Exercise task: Sift the listing for lines that hold the string "баллов" and pull them out.
* * * *
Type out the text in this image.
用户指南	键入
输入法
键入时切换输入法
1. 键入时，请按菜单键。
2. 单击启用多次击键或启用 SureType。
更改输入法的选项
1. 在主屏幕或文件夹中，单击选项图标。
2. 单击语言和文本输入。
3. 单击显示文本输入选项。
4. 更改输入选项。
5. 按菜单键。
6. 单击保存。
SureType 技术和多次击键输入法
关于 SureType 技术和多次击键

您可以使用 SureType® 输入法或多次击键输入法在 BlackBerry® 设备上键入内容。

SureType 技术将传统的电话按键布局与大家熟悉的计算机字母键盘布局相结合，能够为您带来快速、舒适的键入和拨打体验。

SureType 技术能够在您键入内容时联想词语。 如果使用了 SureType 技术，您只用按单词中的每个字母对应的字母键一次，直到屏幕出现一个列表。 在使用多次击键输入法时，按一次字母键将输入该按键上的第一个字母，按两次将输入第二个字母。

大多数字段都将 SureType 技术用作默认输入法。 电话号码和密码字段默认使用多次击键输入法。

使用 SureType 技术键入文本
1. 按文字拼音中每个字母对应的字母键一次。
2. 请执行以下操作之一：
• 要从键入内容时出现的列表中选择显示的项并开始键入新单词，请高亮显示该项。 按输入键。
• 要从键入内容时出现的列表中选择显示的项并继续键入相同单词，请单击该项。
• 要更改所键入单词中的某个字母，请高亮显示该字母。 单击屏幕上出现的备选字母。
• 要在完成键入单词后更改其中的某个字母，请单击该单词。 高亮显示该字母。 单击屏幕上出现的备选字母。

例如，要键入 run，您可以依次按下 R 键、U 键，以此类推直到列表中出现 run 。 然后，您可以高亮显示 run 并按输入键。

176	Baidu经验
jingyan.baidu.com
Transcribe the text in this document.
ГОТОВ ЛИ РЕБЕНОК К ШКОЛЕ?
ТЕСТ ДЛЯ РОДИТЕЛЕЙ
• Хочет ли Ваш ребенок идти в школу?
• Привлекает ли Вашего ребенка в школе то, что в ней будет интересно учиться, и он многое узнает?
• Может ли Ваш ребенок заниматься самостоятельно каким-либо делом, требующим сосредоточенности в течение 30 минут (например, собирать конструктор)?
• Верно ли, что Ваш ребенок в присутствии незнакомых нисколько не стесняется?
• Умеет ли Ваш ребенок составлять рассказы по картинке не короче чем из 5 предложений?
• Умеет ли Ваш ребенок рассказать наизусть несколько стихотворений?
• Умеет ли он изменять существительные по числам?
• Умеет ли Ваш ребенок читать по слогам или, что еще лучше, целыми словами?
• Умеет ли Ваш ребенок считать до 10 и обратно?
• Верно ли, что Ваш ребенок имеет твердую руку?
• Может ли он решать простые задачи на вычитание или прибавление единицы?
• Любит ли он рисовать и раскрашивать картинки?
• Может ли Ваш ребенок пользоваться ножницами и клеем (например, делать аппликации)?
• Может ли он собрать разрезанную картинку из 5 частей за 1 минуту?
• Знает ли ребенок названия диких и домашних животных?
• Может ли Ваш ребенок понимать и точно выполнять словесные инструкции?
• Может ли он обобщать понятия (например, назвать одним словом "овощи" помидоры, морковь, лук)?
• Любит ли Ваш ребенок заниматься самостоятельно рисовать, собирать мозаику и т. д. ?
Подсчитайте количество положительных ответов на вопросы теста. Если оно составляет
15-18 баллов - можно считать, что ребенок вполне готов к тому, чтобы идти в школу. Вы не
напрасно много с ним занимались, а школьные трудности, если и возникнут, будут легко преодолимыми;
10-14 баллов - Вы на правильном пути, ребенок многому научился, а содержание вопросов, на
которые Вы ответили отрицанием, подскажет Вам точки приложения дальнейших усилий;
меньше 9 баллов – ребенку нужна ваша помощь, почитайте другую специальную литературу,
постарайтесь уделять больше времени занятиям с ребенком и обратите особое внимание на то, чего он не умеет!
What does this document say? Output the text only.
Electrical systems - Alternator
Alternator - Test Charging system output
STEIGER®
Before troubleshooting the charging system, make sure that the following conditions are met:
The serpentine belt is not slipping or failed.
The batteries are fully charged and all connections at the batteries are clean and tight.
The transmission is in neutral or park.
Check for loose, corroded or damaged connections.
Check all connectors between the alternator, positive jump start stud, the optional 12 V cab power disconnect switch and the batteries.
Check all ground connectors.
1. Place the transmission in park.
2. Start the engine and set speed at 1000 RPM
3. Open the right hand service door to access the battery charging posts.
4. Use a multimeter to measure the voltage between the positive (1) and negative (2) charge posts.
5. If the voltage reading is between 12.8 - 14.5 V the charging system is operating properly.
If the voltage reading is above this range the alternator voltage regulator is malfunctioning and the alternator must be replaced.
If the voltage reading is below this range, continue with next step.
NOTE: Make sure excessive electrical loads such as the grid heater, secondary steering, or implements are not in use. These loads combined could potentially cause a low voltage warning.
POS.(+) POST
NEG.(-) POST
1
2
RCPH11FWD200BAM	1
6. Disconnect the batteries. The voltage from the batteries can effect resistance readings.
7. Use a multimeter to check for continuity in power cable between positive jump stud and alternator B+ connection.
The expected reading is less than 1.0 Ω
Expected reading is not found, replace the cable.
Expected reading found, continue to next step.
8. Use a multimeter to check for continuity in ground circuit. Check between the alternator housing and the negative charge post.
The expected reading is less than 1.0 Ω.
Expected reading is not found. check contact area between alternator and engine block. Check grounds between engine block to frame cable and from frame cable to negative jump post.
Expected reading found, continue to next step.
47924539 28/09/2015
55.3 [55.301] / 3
* * * *
Completed exercise:
15-18 баллов - можно считать, что ребенок вполне готов к тому, чтобы идти в школу. Вы не
10-14 баллов - Вы на правильном пути, ребенок многому научился, а содержание вопросов, на
меньше 9 баллов – ребенку нужна ваша помощь, почитайте другую специальную литературу,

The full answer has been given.